* _WHAT YOU ARE ASKED TO DO_
Of the lines in the records that follow, how many include the word "เฟรย"? Answer with a bare number.

* _DATA SECTION_
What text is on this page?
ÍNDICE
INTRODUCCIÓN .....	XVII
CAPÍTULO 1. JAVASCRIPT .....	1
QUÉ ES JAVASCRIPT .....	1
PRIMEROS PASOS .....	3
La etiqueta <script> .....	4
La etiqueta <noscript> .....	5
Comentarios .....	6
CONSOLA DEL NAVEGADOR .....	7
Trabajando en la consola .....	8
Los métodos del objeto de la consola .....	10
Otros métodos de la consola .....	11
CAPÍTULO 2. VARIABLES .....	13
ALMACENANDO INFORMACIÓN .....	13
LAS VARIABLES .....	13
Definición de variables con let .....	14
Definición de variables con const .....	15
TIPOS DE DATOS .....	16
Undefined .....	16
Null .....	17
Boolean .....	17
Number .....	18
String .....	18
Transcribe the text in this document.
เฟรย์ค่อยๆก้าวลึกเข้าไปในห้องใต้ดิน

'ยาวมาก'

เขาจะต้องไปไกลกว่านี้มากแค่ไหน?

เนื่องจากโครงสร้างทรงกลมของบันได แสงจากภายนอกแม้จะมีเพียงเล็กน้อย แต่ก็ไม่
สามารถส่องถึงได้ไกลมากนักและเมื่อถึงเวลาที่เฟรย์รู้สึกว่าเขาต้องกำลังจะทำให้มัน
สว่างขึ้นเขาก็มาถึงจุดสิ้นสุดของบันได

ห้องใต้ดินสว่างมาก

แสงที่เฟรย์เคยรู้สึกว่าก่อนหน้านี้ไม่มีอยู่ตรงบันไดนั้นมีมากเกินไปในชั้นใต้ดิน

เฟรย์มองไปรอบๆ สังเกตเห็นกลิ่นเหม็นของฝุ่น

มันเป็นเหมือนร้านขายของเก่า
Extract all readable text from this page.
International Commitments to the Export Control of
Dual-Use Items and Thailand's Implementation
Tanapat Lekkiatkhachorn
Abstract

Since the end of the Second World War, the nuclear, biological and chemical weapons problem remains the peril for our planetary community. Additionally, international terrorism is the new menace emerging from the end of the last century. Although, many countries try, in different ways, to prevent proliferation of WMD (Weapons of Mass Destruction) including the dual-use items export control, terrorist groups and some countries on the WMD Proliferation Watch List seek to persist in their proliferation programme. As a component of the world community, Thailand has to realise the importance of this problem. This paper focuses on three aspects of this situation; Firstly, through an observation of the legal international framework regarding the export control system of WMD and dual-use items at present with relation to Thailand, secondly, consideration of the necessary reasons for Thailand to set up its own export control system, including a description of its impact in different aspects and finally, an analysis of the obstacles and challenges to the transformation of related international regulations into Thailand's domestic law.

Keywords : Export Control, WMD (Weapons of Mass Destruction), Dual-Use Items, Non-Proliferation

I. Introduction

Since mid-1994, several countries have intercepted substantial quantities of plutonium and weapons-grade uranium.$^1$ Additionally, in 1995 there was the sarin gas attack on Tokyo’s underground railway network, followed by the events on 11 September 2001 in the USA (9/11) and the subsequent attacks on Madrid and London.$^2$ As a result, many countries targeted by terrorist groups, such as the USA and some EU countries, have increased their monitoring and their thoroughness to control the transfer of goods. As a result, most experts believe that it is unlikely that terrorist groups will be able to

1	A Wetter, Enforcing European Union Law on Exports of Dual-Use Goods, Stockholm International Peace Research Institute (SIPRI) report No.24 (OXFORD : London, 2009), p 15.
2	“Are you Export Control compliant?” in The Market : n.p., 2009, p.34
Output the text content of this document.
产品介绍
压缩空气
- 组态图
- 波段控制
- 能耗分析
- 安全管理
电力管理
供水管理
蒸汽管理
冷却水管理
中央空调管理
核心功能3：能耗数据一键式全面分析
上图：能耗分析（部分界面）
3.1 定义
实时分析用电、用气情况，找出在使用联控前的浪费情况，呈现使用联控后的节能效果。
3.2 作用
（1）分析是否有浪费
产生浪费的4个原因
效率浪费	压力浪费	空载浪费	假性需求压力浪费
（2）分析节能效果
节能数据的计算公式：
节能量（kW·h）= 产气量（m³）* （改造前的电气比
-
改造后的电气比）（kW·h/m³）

* _RESULT OF THIS TASK_
4